** BEGIN **
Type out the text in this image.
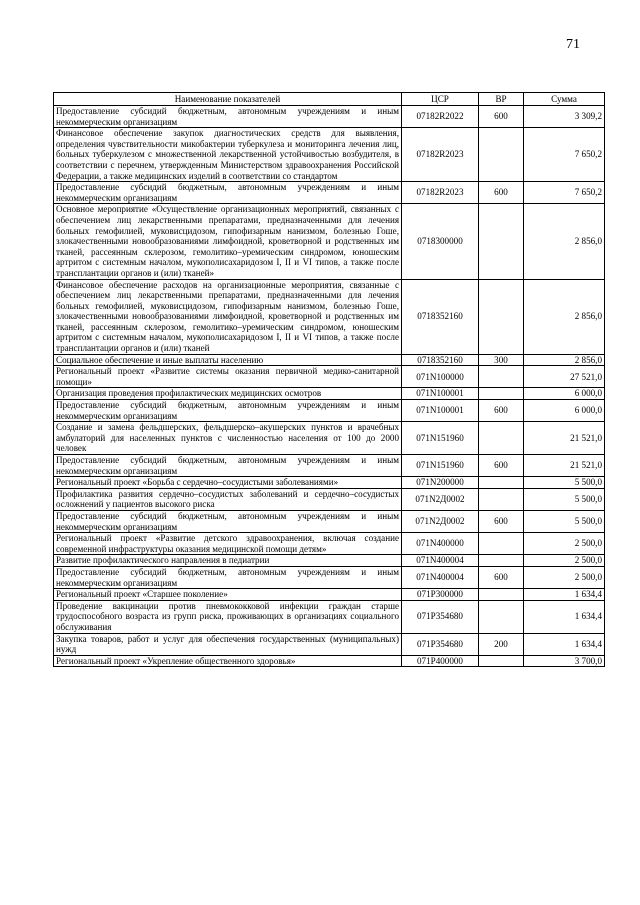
71
Наименование показателей	ЦСР	ВР	Сумма
Предоставление субсидий бюджетным, автономным учреждениям и иным некоммерческим организациям	07182R2022	600	3 309,2
Финансовое обеспечение закупок диагностических средств для выявления, определения чувствительности микобактерии туберкулеза и мониторинга лечения лиц, больных туберкулезом с множественной лекарственной устойчивостью возбудителя, в соответствии с перечнем, утвержденным Министерством здравоохранения Российской Федерации, а также медицинских изделий в соответствии со стандартом	07182R2023		7 650,2
Предоставление субсидий бюджетным, автономным учреждениям и иным некоммерческим организациям	07182R2023	600	7 650,2
Основное мероприятие «Осуществление организационных мероприятий, связанных с обеспечением лиц лекарственными препаратами, предназначенными для лечения больных гемофилией, муковисцидозом, гипофизарным нанизмом, болезнью Гоше, злокачественными новообразованиями лимфоидной, кроветворной и родственных им тканей, рассеянным склерозом, гемолитико–уремическим синдромом, юношеским артритом с системным началом, мукополисахаридозом I, II и VI типов, а также после трансплантации органов и (или) тканей»	0718300000		2 856,0
Финансовое обеспечение расходов на организационные мероприятия, связанные с обеспечением лиц лекарственными препаратами, предназначенными для лечения больных гемофилией, муковисцидозом, гипофизарным нанизмом, болезнью Гоше, злокачественными новообразованиями лимфоидной, кроветворной и родственных им тканей, рассеянным склерозом, гемолитико–уремическим синдромом, юношеским артритом с системным началом, мукополисахаридозом I, II и VI типов, а также после трансплантации органов и (или) тканей	0718352160		2 856,0
Социальное обеспечение и иные выплаты населению	0718352160	300	2 856,0
Региональный проект «Развитие системы оказания первичной медико-санитарной помощи»	071N100000		27 521,0
Организация проведения профилактических медицинских осмотров	071N100001		6 000,0
Предоставление субсидий бюджетным, автономным учреждениям и иным некоммерческим организациям	071N100001	600	6 000,0
Создание и замена фельдшерских, фельдшерско–акушерских пунктов и врачебных амбулаторий для населенных пунктов с численностью населения от 100 до 2000 человек	071N151960		21 521,0
Предоставление субсидий бюджетным, автономным учреждениям и иным некоммерческим организациям	071N151960	600	21 521,0
Региональный проект «Борьба с сердечно–сосудистыми заболеваниями»	071N200000		5 500,0
Профилактика развития сердечно–сосудистых заболеваний и сердечно–сосудистых осложнений у пациентов высокого риска	071N2Д0002		5 500,0
Предоставление субсидий бюджетным, автономным учреждениям и иным некоммерческим организациям	071N2Д0002	600	5 500,0
Региональный проект «Развитие детского здравоохранения, включая создание современной инфраструктуры оказания медицинской помощи детям»	071N400000		2 500,0
Развитие профилактического направления в педиатрии	071N400004		2 500,0
Предоставление субсидий бюджетным, автономным учреждениям и иным некоммерческим организациям	071N400004	600	2 500,0
Региональный проект «Старшее поколение»	071P300000		1 634,4
Проведение вакцинации против пневмококковой инфекции граждан старше трудоспособного возраста из групп риска, проживающих в организациях социального обслуживания	071P354680		1 634,4
Закупка товаров, работ и услуг для обеспечения государственных (муниципальных) нужд	071P354680	200	1 634,4
Региональный проект «Укрепление общественного здоровья»	071P400000		3 700,0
** END **
• **Problem statement**:
Gather each line of the listing containing the word "рассеянным" and show it.

• **Reply to the task**:
Основное мероприятие «Осуществление организационных мероприятий, связанных с обеспечением лиц лекарственными препаратами, предназначенными для лечения больных гемофилией, муковисцидозом, гипофизарным нанизмом, болезнью Гоше, злокачественными новообразованиями лимфоидной, кроветворной и родственных им тканей, рассеянным склерозом, гемолитико–уремическим синдромом, юношеским артритом с системным началом, мукополисахаридозом I, II и VI типов, а также после трансплантации органов и (или) тканей»	0718300000		2 856,0
Финансовое обеспечение расходов на организационные мероприятия, связанные с обеспечением лиц лекарственными препаратами, предназначенными для лечения больных гемофилией, муковисцидозом, гипофизарным нанизмом, болезнью Гоше, злокачественными новообразованиями лимфоидной, кроветворной и родственных им тканей, рассеянным склерозом, гемолитико–уремическим синдромом, юношеским артритом с системным началом, мукополисахаридозом I, II и VI типов, а также после трансплантации органов и (или) тканей	0718352160		2 856,0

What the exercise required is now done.